▶ Objective:
Collect every line below that contains the word "инфляции".

===

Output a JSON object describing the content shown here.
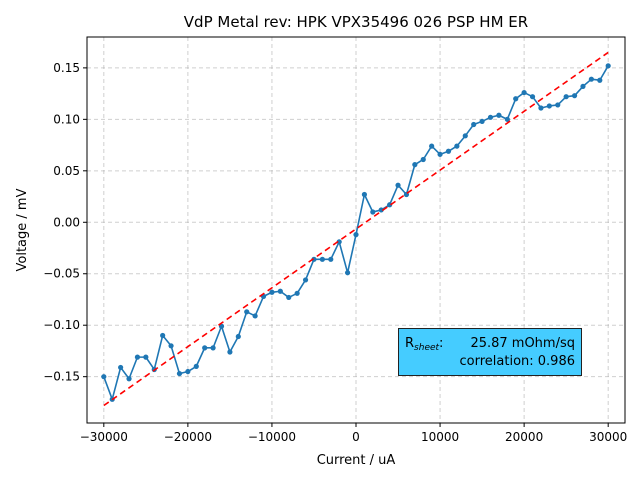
{
  "chart_data": {
    "type": "line",
    "title": "VdP Metal rev: HPK VPX35496 026 PSP HM ER",
    "xlabel": "Current / uA",
    "ylabel": "Voltage / mV",
    "xlim": [
      -32000,
      32000
    ],
    "ylim": [
      -0.195,
      0.18
    ],
    "grid": true,
    "x_ticks": [
      -30000,
      -20000,
      -10000,
      0,
      10000,
      20000,
      30000
    ],
    "y_ticks": [
      -0.15,
      -0.1,
      -0.05,
      0.0,
      0.05,
      0.1,
      0.15
    ],
    "x_tick_labels": [
      "−30000",
      "−20000",
      "−10000",
      "0",
      "10000",
      "20000",
      "30000"
    ],
    "y_tick_labels": [
      "−0.15",
      "−0.10",
      "−0.05",
      "0.00",
      "0.05",
      "0.10",
      "0.15"
    ],
    "series": [
      {
        "color": "#1f77b4",
        "style": "solid-with-markers",
        "x": [
          -30000,
          -29000,
          -28000,
          -27000,
          -26000,
          -25000,
          -24000,
          -23000,
          -22000,
          -21000,
          -20000,
          -19000,
          -18000,
          -17000,
          -16000,
          -15000,
          -14000,
          -13000,
          -12000,
          -11000,
          -10000,
          -9000,
          -8000,
          -7000,
          -6000,
          -5000,
          -4000,
          -3000,
          -2000,
          -1000,
          0,
          1000,
          2000,
          3000,
          4000,
          5000,
          6000,
          7000,
          8000,
          9000,
          10000,
          11000,
          12000,
          13000,
          14000,
          15000,
          16000,
          17000,
          18000,
          19000,
          20000,
          21000,
          22000,
          23000,
          24000,
          25000,
          26000,
          27000,
          28000,
          29000,
          30000
        ],
        "y": [
          -0.15,
          -0.172,
          -0.141,
          -0.152,
          -0.131,
          -0.131,
          -0.143,
          -0.11,
          -0.12,
          -0.147,
          -0.145,
          -0.14,
          -0.122,
          -0.122,
          -0.101,
          -0.126,
          -0.111,
          -0.087,
          -0.091,
          -0.072,
          -0.068,
          -0.067,
          -0.073,
          -0.069,
          -0.056,
          -0.036,
          -0.036,
          -0.036,
          -0.019,
          -0.049,
          -0.012,
          0.027,
          0.01,
          0.012,
          0.017,
          0.036,
          0.027,
          0.056,
          0.061,
          0.074,
          0.066,
          0.069,
          0.074,
          0.084,
          0.095,
          0.098,
          0.102,
          0.104,
          0.1,
          0.12,
          0.126,
          0.122,
          0.111,
          0.113,
          0.114,
          0.122,
          0.123,
          0.132,
          0.139,
          0.138,
          0.152
        ]
      },
      {
        "color": "#ff0000",
        "style": "dashed",
        "x": [
          -30000,
          30000
        ],
        "y": [
          -0.178,
          0.165
        ]
      }
    ],
    "annotation": {
      "rsheet_label": "R",
      "rsheet_sub": "sheet",
      "rsheet_suffix": ":",
      "rsheet_value": "25.87 mOhm/sq",
      "correlation": "correlation: 0.986",
      "background": "#45ccff"
    }
  }
}
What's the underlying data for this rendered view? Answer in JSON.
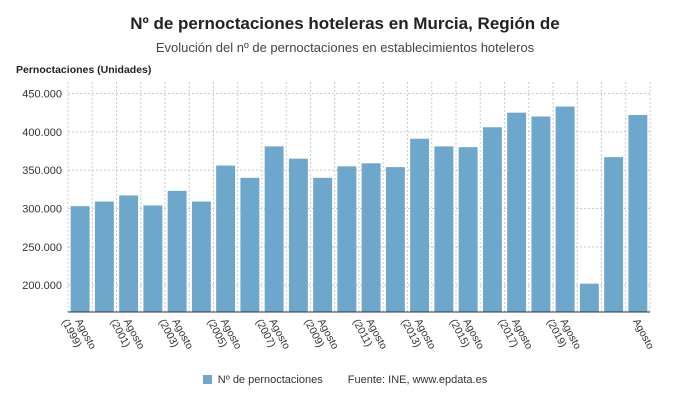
{
  "chart_data": {
    "type": "bar",
    "title": "Nº de pernoctaciones hoteleras en Murcia, Región de",
    "subtitle": "Evolución del nº de pernoctaciones en establecimientos hoteleros",
    "ylabel": "Pernoctaciones (Unidades)",
    "xlabel": "",
    "ylim": [
      165000,
      465000
    ],
    "yticks": [
      "200.000",
      "250.000",
      "300.000",
      "350.000",
      "400.000",
      "450.000"
    ],
    "ytick_values": [
      200000,
      250000,
      300000,
      350000,
      400000,
      450000
    ],
    "grid": true,
    "legend_position": "bottom",
    "bar_color": "#6ea7cc",
    "categories": [
      "Agosto (1999)",
      "",
      "Agosto (2001)",
      "",
      "Agosto (2003)",
      "",
      "Agosto (2005)",
      "",
      "Agosto (2007)",
      "",
      "Agosto (2009)",
      "",
      "Agosto (2011)",
      "",
      "Agosto (2013)",
      "",
      "Agosto (2015)",
      "",
      "Agosto (2017)",
      "",
      "Agosto (2019)",
      "",
      "",
      "Agosto"
    ],
    "series": [
      {
        "name": "Nº de pernoctaciones",
        "values": [
          303000,
          309000,
          317000,
          304000,
          323000,
          309000,
          356000,
          340000,
          381000,
          365000,
          340000,
          355000,
          359000,
          354000,
          391000,
          381000,
          380000,
          406000,
          425000,
          420000,
          433000,
          202000,
          367000,
          422000
        ]
      }
    ],
    "source": "Fuente: INE, www.epdata.es"
  }
}
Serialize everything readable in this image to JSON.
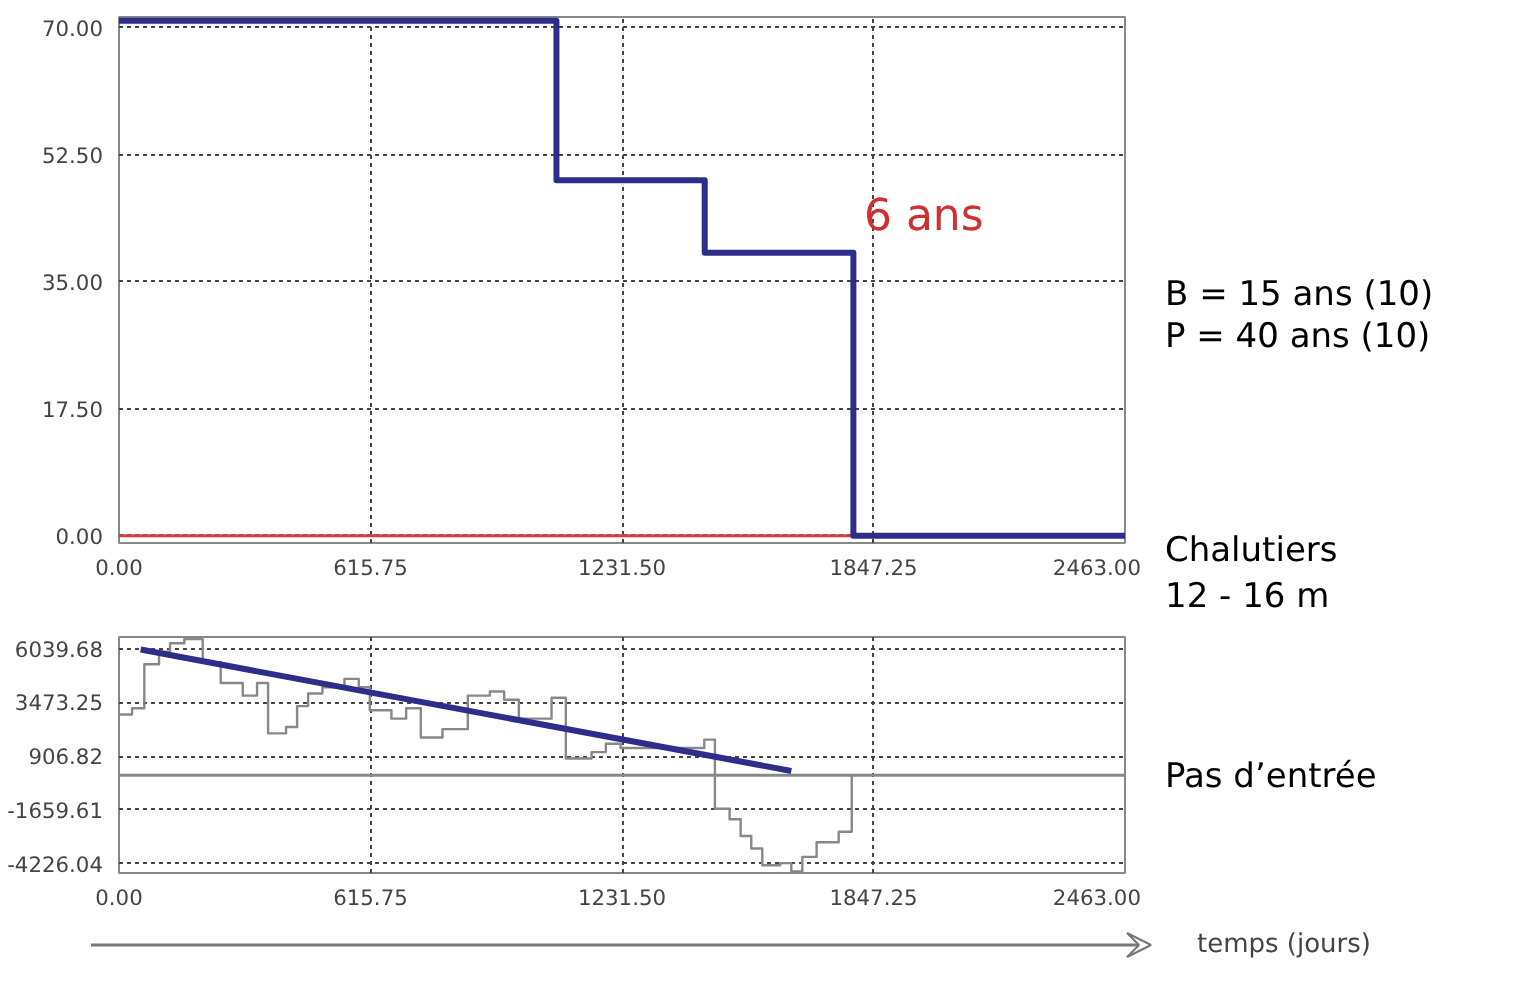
{
  "chart_data": [
    {
      "type": "step",
      "x": [
        0,
        1071,
        1434,
        1798,
        2463
      ],
      "series": [
        {
          "color": "#2e2e8a",
          "values": [
            71,
            49,
            39,
            0,
            0
          ]
        }
      ],
      "xlim": [
        0,
        2463
      ],
      "ylim": [
        -1,
        71.5
      ],
      "xticks": [
        {
          "value": 0,
          "label": "0.00"
        },
        {
          "value": 615.75,
          "label": "615.75"
        },
        {
          "value": 1231.5,
          "label": "1231.50"
        },
        {
          "value": 1847.25,
          "label": "1847.25"
        },
        {
          "value": 2463,
          "label": "2463.00"
        }
      ],
      "yticks": [
        {
          "value": 0,
          "label": "0.00"
        },
        {
          "value": 17.5,
          "label": "17.50"
        },
        {
          "value": 35,
          "label": "35.00"
        },
        {
          "value": 52.5,
          "label": "52.50"
        },
        {
          "value": 70,
          "label": "70.00"
        }
      ],
      "grid": true,
      "ref_lines": [
        {
          "axis": "y",
          "value": 0,
          "color": "#d04040"
        }
      ],
      "annotations": [
        "6 ans",
        "B = 15 ans (10)",
        "P = 40 ans (10)"
      ]
    },
    {
      "type": "step",
      "xlim": [
        0,
        2463
      ],
      "ylim": [
        -4670,
        6600
      ],
      "series": [
        {
          "color": "#888888",
          "x": [
            0,
            32,
            62,
            98,
            125,
            160,
            205,
            249,
            303,
            338,
            365,
            409,
            436,
            463,
            498,
            552,
            587,
            614,
            667,
            703,
            739,
            792,
            854,
            908,
            943,
            979,
            1059,
            1094,
            1157,
            1192,
            1228,
            1433,
            1459,
            1495,
            1522,
            1548,
            1575,
            1619,
            1646,
            1673,
            1708,
            1762,
            1794
          ],
          "values": [
            2900,
            3200,
            5300,
            5900,
            6300,
            6500,
            5400,
            4400,
            3800,
            4400,
            2000,
            2300,
            3300,
            3900,
            4200,
            4600,
            4200,
            3100,
            2700,
            3200,
            1800,
            2200,
            3800,
            4000,
            3600,
            2700,
            3700,
            800,
            1100,
            1500,
            1300,
            1700,
            -1600,
            -2100,
            -2900,
            -3500,
            -4300,
            -4200,
            -4600,
            -3900,
            -3200,
            -2700,
            0
          ]
        },
        {
          "type": "line",
          "color": "#2e2e8a",
          "x": [
            53,
            1646
          ],
          "values": [
            6000,
            200
          ]
        }
      ],
      "xticks": [
        {
          "value": 0,
          "label": "0.00"
        },
        {
          "value": 615.75,
          "label": "615.75"
        },
        {
          "value": 1231.5,
          "label": "1231.50"
        },
        {
          "value": 1847.25,
          "label": "1847.25"
        },
        {
          "value": 2463,
          "label": "2463.00"
        }
      ],
      "yticks": [
        {
          "value": -4226.04,
          "label": "-4226.04"
        },
        {
          "value": -1659.61,
          "label": "-1659.61"
        },
        {
          "value": 906.82,
          "label": "906.82"
        },
        {
          "value": 3473.25,
          "label": "3473.25"
        },
        {
          "value": 6039.68,
          "label": "6039.68"
        }
      ],
      "grid": true,
      "ref_lines": [
        {
          "axis": "y",
          "value": 0,
          "color": "#888888"
        }
      ],
      "xlabel": "temps (jours)",
      "annotations": [
        "Chalutiers",
        "12 - 16 m",
        "Pas d’entrée"
      ]
    }
  ]
}
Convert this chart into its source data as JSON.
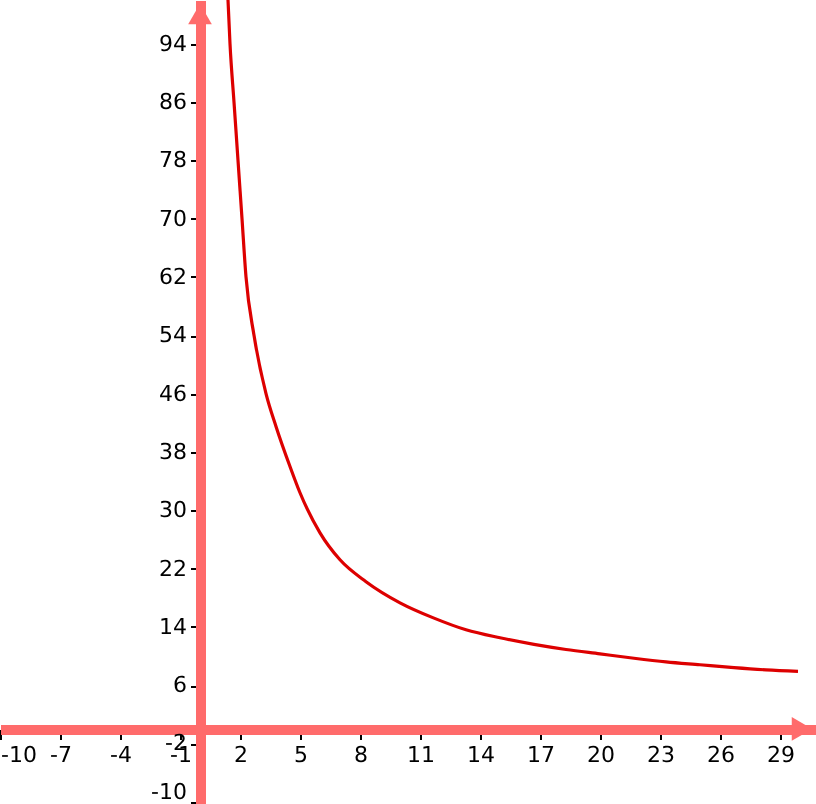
{
  "chart_data": {
    "type": "line",
    "x": [
      1.4,
      1.5,
      1.7,
      1.9,
      2.1,
      2.3,
      2.7,
      3.3,
      3.8,
      4.5,
      5,
      6,
      7,
      8.3,
      10,
      11.7,
      13.3,
      15,
      16.7,
      18.3,
      20,
      21.7,
      23.3,
      25,
      26.7,
      28.3,
      29.9
    ],
    "series": [
      {
        "color": "#dd0000",
        "values": [
          100,
          94,
          86,
          78,
          70,
          62,
          54,
          46,
          41.5,
          36,
          32.4,
          26.9,
          23.2,
          20.2,
          17.3,
          15.2,
          13.6,
          12.5,
          11.6,
          10.9,
          10.3,
          9.7,
          9.2,
          8.8,
          8.4,
          8.1,
          7.9
        ]
      }
    ],
    "xlim": [
      -10,
      30.8
    ],
    "ylim": [
      -10.3,
      100
    ],
    "xticks": [
      -10,
      -7,
      -4,
      -1,
      2,
      5,
      8,
      11,
      14,
      17,
      20,
      23,
      26,
      29
    ],
    "yticks": [
      -10,
      -2,
      6,
      14,
      22,
      30,
      38,
      46,
      54,
      62,
      70,
      78,
      86,
      94
    ],
    "grid": false,
    "marker": "none",
    "line_style": "solid"
  }
}
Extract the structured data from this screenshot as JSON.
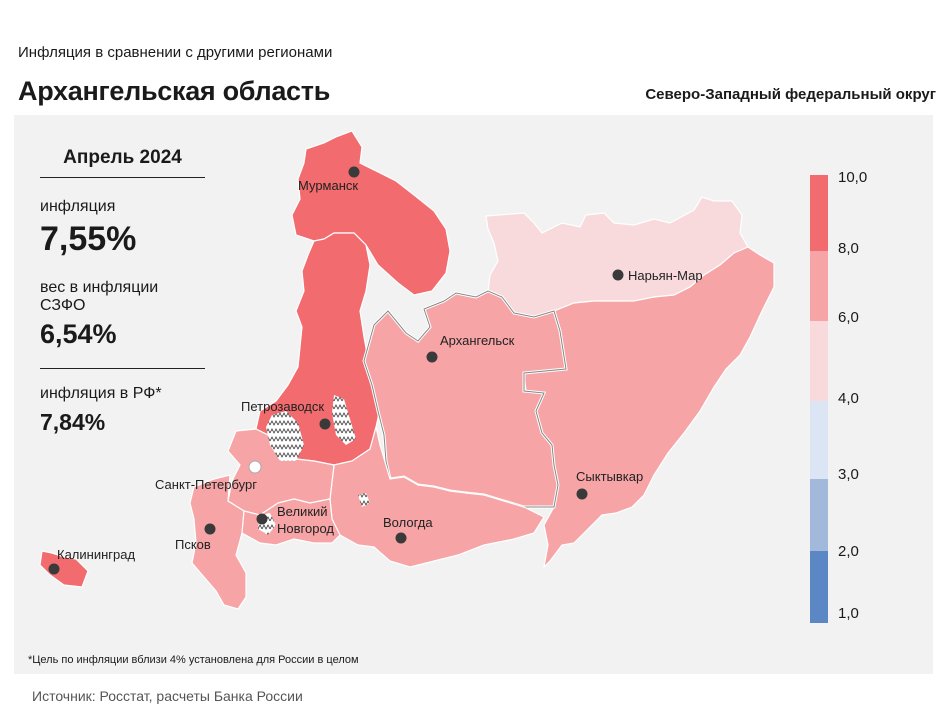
{
  "header": {
    "subtitle": "Инфляция  в сравнении  с другими  регионами",
    "title": "Архангельская область",
    "district": "Северо-Западный федеральный округ"
  },
  "stats": {
    "period": "Апрель 2024",
    "inflation_label": "инфляция",
    "inflation_value": "7,55%",
    "weight_label": "вес в инфляции  СЗФО",
    "weight_value": "6,54%",
    "rf_label": "инфляция  в РФ*",
    "rf_value": "7,84%"
  },
  "legend": {
    "bins": [
      {
        "from": 8.0,
        "to": 10.0,
        "color": "#f26b6e"
      },
      {
        "from": 6.0,
        "to": 8.0,
        "color": "#f6a4a6"
      },
      {
        "from": 4.0,
        "to": 6.0,
        "color": "#f8dadc"
      },
      {
        "from": 3.0,
        "to": 4.0,
        "color": "#dbe5f3"
      },
      {
        "from": 2.0,
        "to": 3.0,
        "color": "#a2b9dc"
      },
      {
        "from": 1.0,
        "to": 2.0,
        "color": "#5b87c5"
      }
    ],
    "labels": [
      "10,0",
      "8,0",
      "6,0",
      "4,0",
      "3,0",
      "2,0",
      "1,0"
    ]
  },
  "map": {
    "highlighted_region": "Архангельская область",
    "cities": [
      {
        "name": "Мурманск",
        "band": "8-10"
      },
      {
        "name": "Нарьян-Мар",
        "band": "4-6"
      },
      {
        "name": "Архангельск",
        "band": "6-8"
      },
      {
        "name": "Петрозаводск",
        "band": "8-10"
      },
      {
        "name": "Санкт-Петербург",
        "band": "6-8"
      },
      {
        "name": "Сыктывкар",
        "band": "6-8"
      },
      {
        "name": "Великий Новгород",
        "band": "6-8"
      },
      {
        "name": "Вологда",
        "band": "6-8"
      },
      {
        "name": "Псков",
        "band": "6-8"
      },
      {
        "name": "Калининград",
        "band": "8-10"
      }
    ]
  },
  "footnote": "*Цель по инфляции вблизи 4% установлена для России в целом",
  "source": "Источник:  Росстат,  расчеты Банка  России"
}
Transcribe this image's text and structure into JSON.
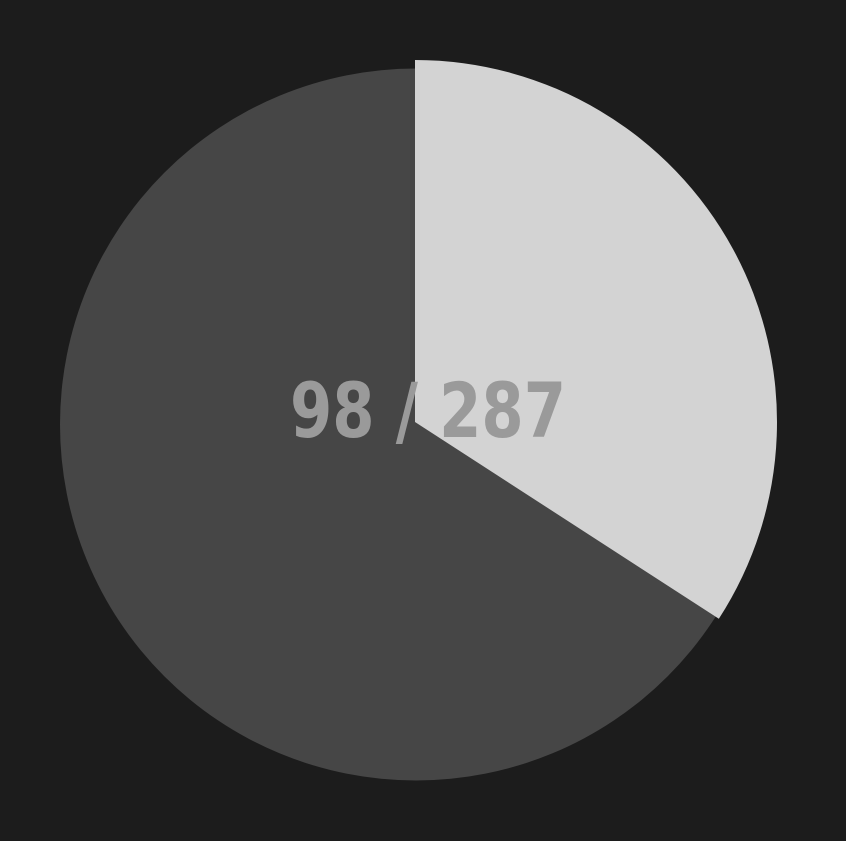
{
  "chart_data": {
    "type": "pie",
    "label": "98 / 287",
    "value": 98,
    "total": 287,
    "colors": {
      "value": "#d3d3d3",
      "rest": "#464646",
      "background": "#1c1c1c",
      "label": "#9a9a9a"
    }
  }
}
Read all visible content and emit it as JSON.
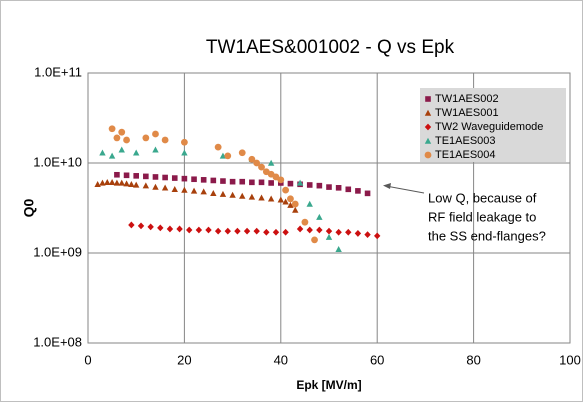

===

▶ Written solution:
    "weight_label": "вес в инфляции  СЗФО",
  "footnote": "*Цель по инфляции вблизи 4% установлена для России в целом",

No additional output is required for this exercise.